■ Instructions for the task ■
Look through the material and copy each line holding "marker".

============================================================

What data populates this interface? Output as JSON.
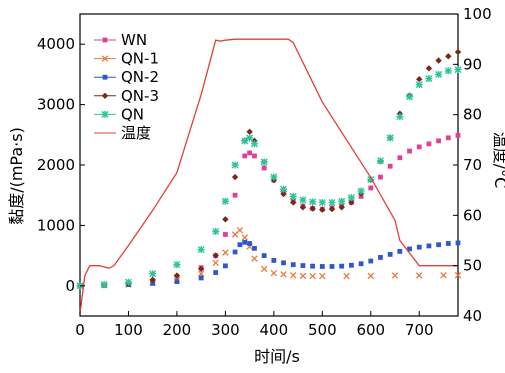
{
  "chart_data": {
    "type": "line",
    "xlabel": "时间/s",
    "ylabel_left": "黏度/(mPa·s)",
    "ylabel_right": "温度/°C",
    "xlim": [
      0,
      780
    ],
    "ylim_left": [
      -500,
      4500
    ],
    "ylim_right": [
      40,
      100
    ],
    "x_ticks": [
      0,
      100,
      200,
      300,
      400,
      500,
      600,
      700
    ],
    "y_ticks_left": [
      0,
      1000,
      2000,
      3000,
      4000
    ],
    "y_ticks_right": [
      40,
      50,
      60,
      70,
      80,
      90,
      100
    ],
    "legend_position": "top-left",
    "series": [
      {
        "name": "WN",
        "color": "#e0409a",
        "marker": "square",
        "axis": "left",
        "x": [
          0,
          50,
          100,
          150,
          200,
          250,
          280,
          300,
          320,
          340,
          350,
          360,
          380,
          400,
          420,
          440,
          460,
          480,
          500,
          520,
          540,
          560,
          580,
          600,
          620,
          640,
          660,
          680,
          700,
          720,
          740,
          760,
          780
        ],
        "y": [
          0,
          10,
          30,
          70,
          150,
          300,
          500,
          850,
          1500,
          2150,
          2200,
          2150,
          1950,
          1750,
          1550,
          1400,
          1320,
          1280,
          1270,
          1290,
          1320,
          1380,
          1480,
          1620,
          1800,
          1980,
          2120,
          2230,
          2300,
          2350,
          2400,
          2450,
          2490
        ]
      },
      {
        "name": "QN-1",
        "color": "#e97a3c",
        "marker": "x",
        "axis": "left",
        "x": [
          0,
          50,
          100,
          150,
          200,
          250,
          280,
          300,
          320,
          330,
          340,
          350,
          360,
          380,
          400,
          420,
          440,
          460,
          480,
          500,
          550,
          600,
          650,
          700,
          750,
          780
        ],
        "y": [
          0,
          10,
          20,
          50,
          100,
          200,
          380,
          550,
          850,
          920,
          800,
          650,
          450,
          280,
          210,
          190,
          175,
          165,
          160,
          160,
          160,
          165,
          170,
          170,
          175,
          175
        ]
      },
      {
        "name": "QN-2",
        "color": "#2f58c8",
        "marker": "square",
        "axis": "left",
        "x": [
          0,
          50,
          100,
          150,
          200,
          250,
          280,
          300,
          320,
          330,
          340,
          350,
          360,
          380,
          400,
          420,
          440,
          460,
          480,
          500,
          520,
          540,
          560,
          580,
          600,
          620,
          640,
          660,
          680,
          700,
          720,
          740,
          760,
          780
        ],
        "y": [
          0,
          10,
          20,
          40,
          70,
          130,
          220,
          330,
          560,
          680,
          720,
          700,
          620,
          500,
          420,
          380,
          350,
          335,
          325,
          320,
          320,
          325,
          340,
          365,
          410,
          470,
          520,
          570,
          610,
          640,
          660,
          680,
          700,
          710
        ]
      },
      {
        "name": "QN-3",
        "color": "#7a2a12",
        "marker": "diamond",
        "axis": "left",
        "x": [
          0,
          50,
          100,
          150,
          200,
          250,
          280,
          300,
          320,
          340,
          350,
          360,
          380,
          400,
          420,
          440,
          460,
          480,
          500,
          520,
          540,
          560,
          580,
          600,
          620,
          640,
          660,
          680,
          700,
          720,
          740,
          760,
          780
        ],
        "y": [
          0,
          15,
          40,
          100,
          170,
          280,
          500,
          1100,
          1800,
          2400,
          2550,
          2400,
          2050,
          1750,
          1520,
          1380,
          1300,
          1280,
          1260,
          1270,
          1300,
          1380,
          1530,
          1750,
          2060,
          2450,
          2850,
          3150,
          3420,
          3600,
          3730,
          3800,
          3870
        ]
      },
      {
        "name": "QN",
        "color": "#2fc39a",
        "marker": "asterisk",
        "axis": "left",
        "x": [
          0,
          50,
          100,
          150,
          200,
          250,
          280,
          300,
          320,
          340,
          350,
          360,
          380,
          400,
          420,
          440,
          460,
          480,
          500,
          520,
          540,
          560,
          580,
          600,
          620,
          640,
          660,
          680,
          700,
          720,
          740,
          760,
          780
        ],
        "y": [
          0,
          20,
          60,
          200,
          350,
          600,
          900,
          1400,
          2000,
          2400,
          2450,
          2350,
          2050,
          1800,
          1600,
          1480,
          1420,
          1390,
          1380,
          1380,
          1400,
          1460,
          1570,
          1760,
          2070,
          2450,
          2800,
          3130,
          3330,
          3430,
          3500,
          3560,
          3580
        ]
      },
      {
        "name": "温度",
        "color": "#e0403a",
        "marker": "none",
        "axis": "right",
        "x": [
          0,
          10,
          20,
          40,
          60,
          70,
          100,
          150,
          200,
          250,
          280,
          290,
          300,
          320,
          350,
          400,
          430,
          440,
          500,
          550,
          600,
          650,
          660,
          700,
          750,
          780
        ],
        "y": [
          40.5,
          48,
          50,
          50,
          49.5,
          50,
          54,
          61,
          68.5,
          84,
          94.8,
          94.6,
          94.8,
          95,
          95,
          95,
          95,
          94.3,
          82.5,
          75,
          67.5,
          59,
          55,
          50,
          50,
          50
        ]
      }
    ]
  }
}
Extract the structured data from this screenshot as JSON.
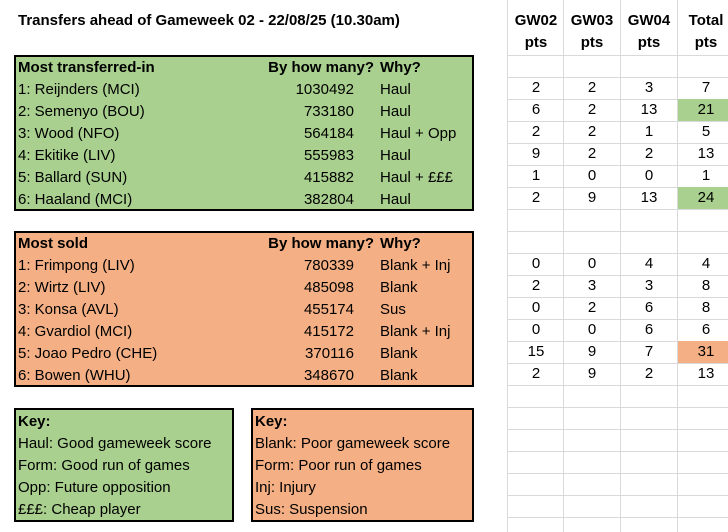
{
  "title": "Transfers ahead of Gameweek 02 - 22/08/25 (10.30am)",
  "pts_headers": [
    {
      "top": "GW02",
      "bottom": "pts"
    },
    {
      "top": "GW03",
      "bottom": "pts"
    },
    {
      "top": "GW04",
      "bottom": "pts"
    },
    {
      "top": "Total",
      "bottom": "pts"
    }
  ],
  "transferred_in": {
    "header": {
      "name": "Most transferred-in",
      "count": "By how many?",
      "why": "Why?"
    },
    "rows": [
      {
        "name": "1: Reijnders (MCI)",
        "count": "1030492",
        "why": "Haul",
        "pts": [
          "2",
          "2",
          "3",
          "7"
        ],
        "highlight": ""
      },
      {
        "name": "2: Semenyo (BOU)",
        "count": "733180",
        "why": "Haul",
        "pts": [
          "6",
          "2",
          "13",
          "21"
        ],
        "highlight": "green"
      },
      {
        "name": "3: Wood (NFO)",
        "count": "564184",
        "why": "Haul + Opp",
        "pts": [
          "2",
          "2",
          "1",
          "5"
        ],
        "highlight": ""
      },
      {
        "name": "4: Ekitike (LIV)",
        "count": "555983",
        "why": "Haul",
        "pts": [
          "9",
          "2",
          "2",
          "13"
        ],
        "highlight": ""
      },
      {
        "name": "5: Ballard (SUN)",
        "count": "415882",
        "why": "Haul + £££",
        "pts": [
          "1",
          "0",
          "0",
          "1"
        ],
        "highlight": ""
      },
      {
        "name": "6: Haaland (MCI)",
        "count": "382804",
        "why": "Haul",
        "pts": [
          "2",
          "9",
          "13",
          "24"
        ],
        "highlight": "green"
      }
    ]
  },
  "sold": {
    "header": {
      "name": "Most sold",
      "count": "By how many?",
      "why": "Why?"
    },
    "rows": [
      {
        "name": "1: Frimpong (LIV)",
        "count": "780339",
        "why": "Blank + Inj",
        "pts": [
          "0",
          "0",
          "4",
          "4"
        ],
        "highlight": ""
      },
      {
        "name": "2: Wirtz (LIV)",
        "count": "485098",
        "why": "Blank",
        "pts": [
          "2",
          "3",
          "3",
          "8"
        ],
        "highlight": ""
      },
      {
        "name": "3: Konsa (AVL)",
        "count": "455174",
        "why": "Sus",
        "pts": [
          "0",
          "2",
          "6",
          "8"
        ],
        "highlight": ""
      },
      {
        "name": "4: Gvardiol (MCI)",
        "count": "415172",
        "why": "Blank + Inj",
        "pts": [
          "0",
          "0",
          "6",
          "6"
        ],
        "highlight": ""
      },
      {
        "name": "5: Joao Pedro (CHE)",
        "count": "370116",
        "why": "Blank",
        "pts": [
          "15",
          "9",
          "7",
          "31"
        ],
        "highlight": "orange"
      },
      {
        "name": "6: Bowen (WHU)",
        "count": "348670",
        "why": "Blank",
        "pts": [
          "2",
          "9",
          "2",
          "13"
        ],
        "highlight": ""
      }
    ]
  },
  "key_green": {
    "title": "Key:",
    "lines": [
      "Haul: Good gameweek score",
      "Form: Good run of games",
      "Opp: Future opposition",
      "£££: Cheap player"
    ]
  },
  "key_orange": {
    "title": "Key:",
    "lines": [
      "Blank: Poor gameweek score",
      "Form: Poor run of games",
      "Inj: Injury",
      "Sus: Suspension"
    ]
  },
  "colors": {
    "green": "#a9d08e",
    "orange": "#f4b084",
    "grid": "#d9d9d9"
  }
}
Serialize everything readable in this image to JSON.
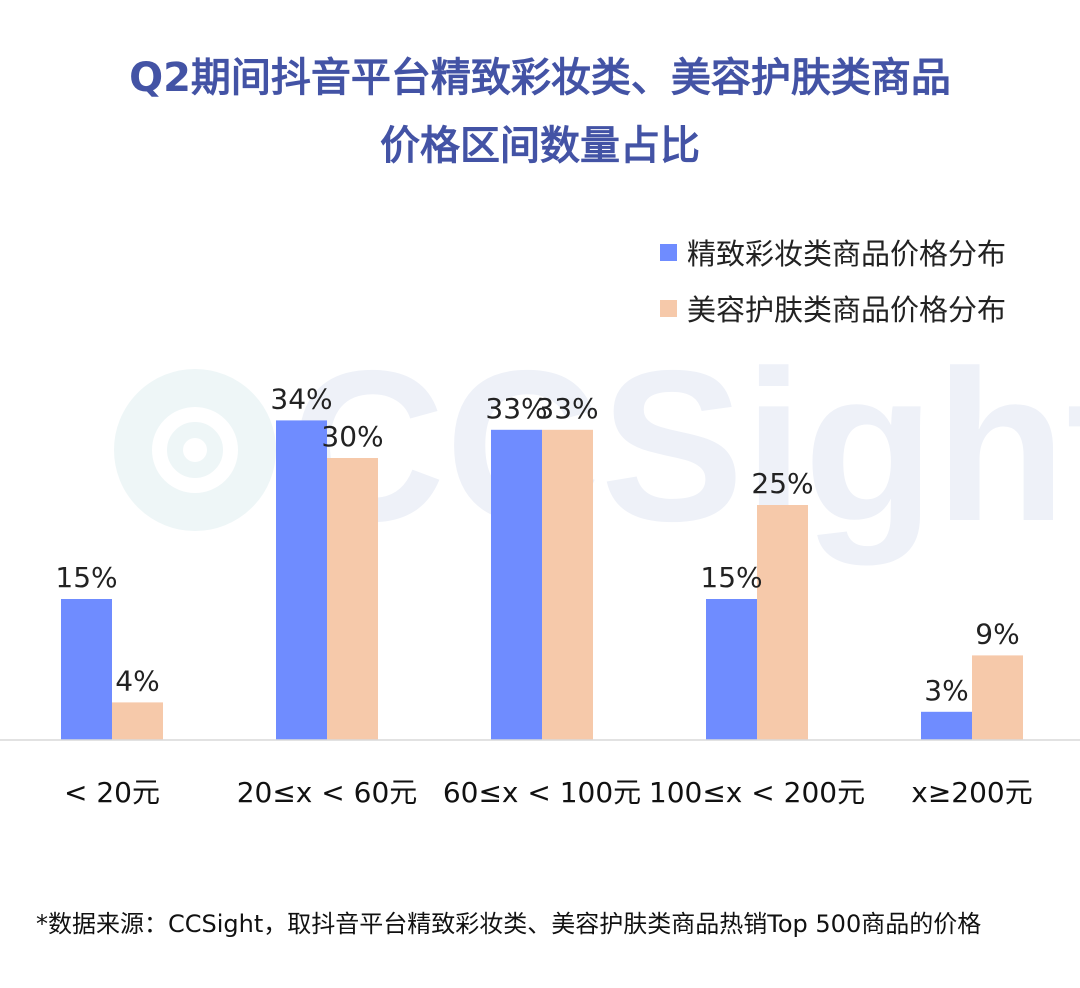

============================================================

■ Task result ■
        "marker": "square",
        "marker": "x",
        "marker": "square",
        "marker": "diamond",
        "marker": "asterisk",
        "marker": "none",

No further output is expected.